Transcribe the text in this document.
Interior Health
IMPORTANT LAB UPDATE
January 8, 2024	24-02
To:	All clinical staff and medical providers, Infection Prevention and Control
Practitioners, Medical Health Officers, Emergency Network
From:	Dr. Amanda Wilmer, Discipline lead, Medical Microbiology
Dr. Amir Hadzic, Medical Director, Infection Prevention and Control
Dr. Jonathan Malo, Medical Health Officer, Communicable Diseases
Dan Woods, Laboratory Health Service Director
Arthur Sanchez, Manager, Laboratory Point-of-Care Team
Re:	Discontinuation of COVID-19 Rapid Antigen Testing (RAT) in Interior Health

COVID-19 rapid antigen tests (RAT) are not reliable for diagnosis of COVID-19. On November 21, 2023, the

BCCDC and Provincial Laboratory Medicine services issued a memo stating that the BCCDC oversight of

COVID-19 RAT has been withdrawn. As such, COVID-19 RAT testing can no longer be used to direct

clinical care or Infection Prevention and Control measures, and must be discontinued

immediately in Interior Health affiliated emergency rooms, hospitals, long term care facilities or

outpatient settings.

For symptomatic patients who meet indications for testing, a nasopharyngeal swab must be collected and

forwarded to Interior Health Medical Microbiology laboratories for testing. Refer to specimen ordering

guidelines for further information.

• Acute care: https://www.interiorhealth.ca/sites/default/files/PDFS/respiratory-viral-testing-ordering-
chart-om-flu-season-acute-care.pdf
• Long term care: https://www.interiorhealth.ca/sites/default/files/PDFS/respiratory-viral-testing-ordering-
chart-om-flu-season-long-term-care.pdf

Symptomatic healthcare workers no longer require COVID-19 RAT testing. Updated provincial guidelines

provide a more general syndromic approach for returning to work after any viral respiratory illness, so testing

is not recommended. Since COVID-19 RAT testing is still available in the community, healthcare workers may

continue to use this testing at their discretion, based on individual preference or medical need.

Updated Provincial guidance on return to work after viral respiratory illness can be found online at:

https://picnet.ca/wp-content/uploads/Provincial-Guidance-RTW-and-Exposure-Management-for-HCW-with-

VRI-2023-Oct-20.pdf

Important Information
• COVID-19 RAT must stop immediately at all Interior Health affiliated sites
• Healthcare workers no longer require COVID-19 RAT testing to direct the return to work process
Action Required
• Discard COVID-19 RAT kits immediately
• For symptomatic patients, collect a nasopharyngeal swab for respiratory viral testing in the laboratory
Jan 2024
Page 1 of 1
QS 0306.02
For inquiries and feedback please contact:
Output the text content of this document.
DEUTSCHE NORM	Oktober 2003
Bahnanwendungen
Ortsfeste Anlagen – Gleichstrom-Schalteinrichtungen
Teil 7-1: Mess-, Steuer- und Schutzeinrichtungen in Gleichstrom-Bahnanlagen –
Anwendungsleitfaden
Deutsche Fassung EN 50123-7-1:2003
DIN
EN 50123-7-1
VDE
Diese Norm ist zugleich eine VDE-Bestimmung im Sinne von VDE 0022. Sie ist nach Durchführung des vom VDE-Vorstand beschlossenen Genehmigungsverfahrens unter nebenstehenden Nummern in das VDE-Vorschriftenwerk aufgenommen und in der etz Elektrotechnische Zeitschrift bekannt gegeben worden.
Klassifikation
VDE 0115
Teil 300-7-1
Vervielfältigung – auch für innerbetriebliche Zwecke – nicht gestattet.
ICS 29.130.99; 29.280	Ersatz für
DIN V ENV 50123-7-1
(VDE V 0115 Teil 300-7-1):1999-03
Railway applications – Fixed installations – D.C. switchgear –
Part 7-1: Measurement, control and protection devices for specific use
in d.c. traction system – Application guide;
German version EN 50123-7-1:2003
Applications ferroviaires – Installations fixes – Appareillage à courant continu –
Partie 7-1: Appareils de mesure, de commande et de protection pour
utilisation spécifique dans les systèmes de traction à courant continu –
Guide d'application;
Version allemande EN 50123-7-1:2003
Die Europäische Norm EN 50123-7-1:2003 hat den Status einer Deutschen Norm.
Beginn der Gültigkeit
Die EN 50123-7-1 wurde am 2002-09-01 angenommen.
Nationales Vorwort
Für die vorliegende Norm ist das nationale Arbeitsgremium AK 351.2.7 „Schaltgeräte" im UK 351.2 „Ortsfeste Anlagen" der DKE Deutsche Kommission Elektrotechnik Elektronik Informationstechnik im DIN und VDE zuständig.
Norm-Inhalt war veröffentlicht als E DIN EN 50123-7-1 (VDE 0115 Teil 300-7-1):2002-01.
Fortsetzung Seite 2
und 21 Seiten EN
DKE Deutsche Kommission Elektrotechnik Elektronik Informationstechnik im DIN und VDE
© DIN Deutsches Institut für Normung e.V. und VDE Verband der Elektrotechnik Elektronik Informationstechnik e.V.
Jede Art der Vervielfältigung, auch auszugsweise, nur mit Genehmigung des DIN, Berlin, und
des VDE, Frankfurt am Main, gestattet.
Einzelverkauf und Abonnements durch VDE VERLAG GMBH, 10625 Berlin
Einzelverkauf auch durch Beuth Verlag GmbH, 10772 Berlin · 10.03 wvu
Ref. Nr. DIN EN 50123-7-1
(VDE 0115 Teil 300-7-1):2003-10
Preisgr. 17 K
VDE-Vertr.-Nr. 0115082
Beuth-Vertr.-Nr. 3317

--

■ **Work item**: Look through the listing, and copy each line that contains the word "term".

■ **Exercise response**:
immediately in Interior Health affiliated emergency rooms, hospitals, long term care facilities or
• Long term care: https://www.interiorhealth.ca/sites/default/files/PDFS/respiratory-viral-testing-ordering-
chart-om-flu-season-long-term-care.pdf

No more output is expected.